[[ Dataset excerpts open ]]

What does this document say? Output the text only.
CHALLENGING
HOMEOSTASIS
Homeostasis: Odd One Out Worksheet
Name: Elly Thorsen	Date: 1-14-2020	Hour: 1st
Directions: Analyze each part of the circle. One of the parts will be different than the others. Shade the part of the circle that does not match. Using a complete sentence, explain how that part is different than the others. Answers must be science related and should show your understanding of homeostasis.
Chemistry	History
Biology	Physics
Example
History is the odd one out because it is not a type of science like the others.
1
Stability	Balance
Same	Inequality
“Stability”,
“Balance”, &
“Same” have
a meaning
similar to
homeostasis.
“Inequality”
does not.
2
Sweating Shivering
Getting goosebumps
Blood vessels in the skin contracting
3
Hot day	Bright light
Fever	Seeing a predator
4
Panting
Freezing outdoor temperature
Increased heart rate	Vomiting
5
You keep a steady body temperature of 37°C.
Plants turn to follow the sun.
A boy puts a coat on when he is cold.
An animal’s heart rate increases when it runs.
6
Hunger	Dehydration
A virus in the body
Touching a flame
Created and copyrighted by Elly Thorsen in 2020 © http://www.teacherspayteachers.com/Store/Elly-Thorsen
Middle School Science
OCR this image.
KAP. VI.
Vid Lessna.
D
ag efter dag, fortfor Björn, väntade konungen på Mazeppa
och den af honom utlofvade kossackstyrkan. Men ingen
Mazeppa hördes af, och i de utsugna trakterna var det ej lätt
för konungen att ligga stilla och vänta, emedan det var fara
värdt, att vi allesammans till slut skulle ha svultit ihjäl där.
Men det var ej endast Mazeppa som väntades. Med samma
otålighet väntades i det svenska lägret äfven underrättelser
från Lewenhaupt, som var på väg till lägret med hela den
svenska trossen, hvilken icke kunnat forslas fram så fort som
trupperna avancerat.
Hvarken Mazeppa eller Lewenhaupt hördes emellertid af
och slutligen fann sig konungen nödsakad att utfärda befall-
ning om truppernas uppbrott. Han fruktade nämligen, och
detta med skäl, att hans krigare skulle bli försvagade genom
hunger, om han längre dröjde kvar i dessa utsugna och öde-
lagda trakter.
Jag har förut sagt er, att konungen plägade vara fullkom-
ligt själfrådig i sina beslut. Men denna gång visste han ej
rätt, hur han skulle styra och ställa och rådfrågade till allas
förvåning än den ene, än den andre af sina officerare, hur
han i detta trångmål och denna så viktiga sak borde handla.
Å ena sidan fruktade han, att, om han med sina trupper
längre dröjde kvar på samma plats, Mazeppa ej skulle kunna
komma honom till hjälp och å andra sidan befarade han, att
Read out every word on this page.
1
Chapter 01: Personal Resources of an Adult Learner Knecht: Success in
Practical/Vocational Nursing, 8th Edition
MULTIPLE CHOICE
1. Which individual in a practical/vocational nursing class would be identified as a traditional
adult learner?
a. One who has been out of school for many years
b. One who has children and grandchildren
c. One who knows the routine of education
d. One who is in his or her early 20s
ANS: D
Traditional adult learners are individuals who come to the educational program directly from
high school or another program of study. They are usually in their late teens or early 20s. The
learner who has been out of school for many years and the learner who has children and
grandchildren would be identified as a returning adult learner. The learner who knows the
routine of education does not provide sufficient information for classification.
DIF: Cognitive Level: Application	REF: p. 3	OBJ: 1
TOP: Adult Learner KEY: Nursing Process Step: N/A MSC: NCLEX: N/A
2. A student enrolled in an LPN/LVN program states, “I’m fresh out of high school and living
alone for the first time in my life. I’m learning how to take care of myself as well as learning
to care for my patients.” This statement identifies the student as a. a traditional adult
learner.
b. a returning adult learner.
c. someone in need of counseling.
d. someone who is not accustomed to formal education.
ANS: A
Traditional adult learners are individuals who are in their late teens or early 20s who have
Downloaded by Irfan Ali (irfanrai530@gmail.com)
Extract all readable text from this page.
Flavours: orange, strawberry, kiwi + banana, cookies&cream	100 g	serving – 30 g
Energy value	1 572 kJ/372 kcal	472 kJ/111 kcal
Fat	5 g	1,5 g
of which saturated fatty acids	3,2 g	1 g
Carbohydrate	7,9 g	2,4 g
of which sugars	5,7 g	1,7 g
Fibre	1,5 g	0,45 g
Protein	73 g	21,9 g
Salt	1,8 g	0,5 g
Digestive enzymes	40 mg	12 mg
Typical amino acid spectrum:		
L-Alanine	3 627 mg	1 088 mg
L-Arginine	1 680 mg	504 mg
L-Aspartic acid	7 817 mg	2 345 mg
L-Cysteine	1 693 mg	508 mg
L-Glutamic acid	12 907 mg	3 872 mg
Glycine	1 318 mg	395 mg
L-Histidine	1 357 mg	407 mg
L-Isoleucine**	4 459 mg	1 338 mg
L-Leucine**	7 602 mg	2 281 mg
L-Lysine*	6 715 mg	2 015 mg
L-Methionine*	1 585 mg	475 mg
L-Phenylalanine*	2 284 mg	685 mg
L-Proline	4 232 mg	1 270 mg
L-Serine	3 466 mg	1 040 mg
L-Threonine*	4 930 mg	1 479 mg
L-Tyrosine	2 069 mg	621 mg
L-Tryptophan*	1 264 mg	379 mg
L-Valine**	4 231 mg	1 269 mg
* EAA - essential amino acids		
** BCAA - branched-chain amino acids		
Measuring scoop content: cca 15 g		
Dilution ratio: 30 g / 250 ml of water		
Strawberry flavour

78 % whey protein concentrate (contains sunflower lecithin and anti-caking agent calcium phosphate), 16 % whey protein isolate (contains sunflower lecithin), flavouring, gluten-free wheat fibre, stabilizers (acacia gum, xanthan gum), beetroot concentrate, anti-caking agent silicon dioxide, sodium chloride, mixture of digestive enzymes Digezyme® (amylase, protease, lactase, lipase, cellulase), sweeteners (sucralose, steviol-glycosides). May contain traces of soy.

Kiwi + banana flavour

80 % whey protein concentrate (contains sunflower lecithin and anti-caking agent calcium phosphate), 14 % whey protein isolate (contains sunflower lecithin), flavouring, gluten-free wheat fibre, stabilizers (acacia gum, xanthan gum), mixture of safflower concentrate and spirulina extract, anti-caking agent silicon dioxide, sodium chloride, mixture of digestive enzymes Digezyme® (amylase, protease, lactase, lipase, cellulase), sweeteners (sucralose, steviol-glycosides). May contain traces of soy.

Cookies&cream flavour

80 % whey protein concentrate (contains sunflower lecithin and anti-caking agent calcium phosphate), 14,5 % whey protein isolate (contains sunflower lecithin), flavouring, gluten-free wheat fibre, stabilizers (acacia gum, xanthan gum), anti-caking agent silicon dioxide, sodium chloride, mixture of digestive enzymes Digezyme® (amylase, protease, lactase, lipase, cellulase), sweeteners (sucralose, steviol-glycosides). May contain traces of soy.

[[ Dataset excerpts closed ]]

**Task instructions**
If a line in the records above has the word "many", copy it out.

**Worked solution**
a. One who has been out of school for many years
learner who has been out of school for many years and the learner who has children and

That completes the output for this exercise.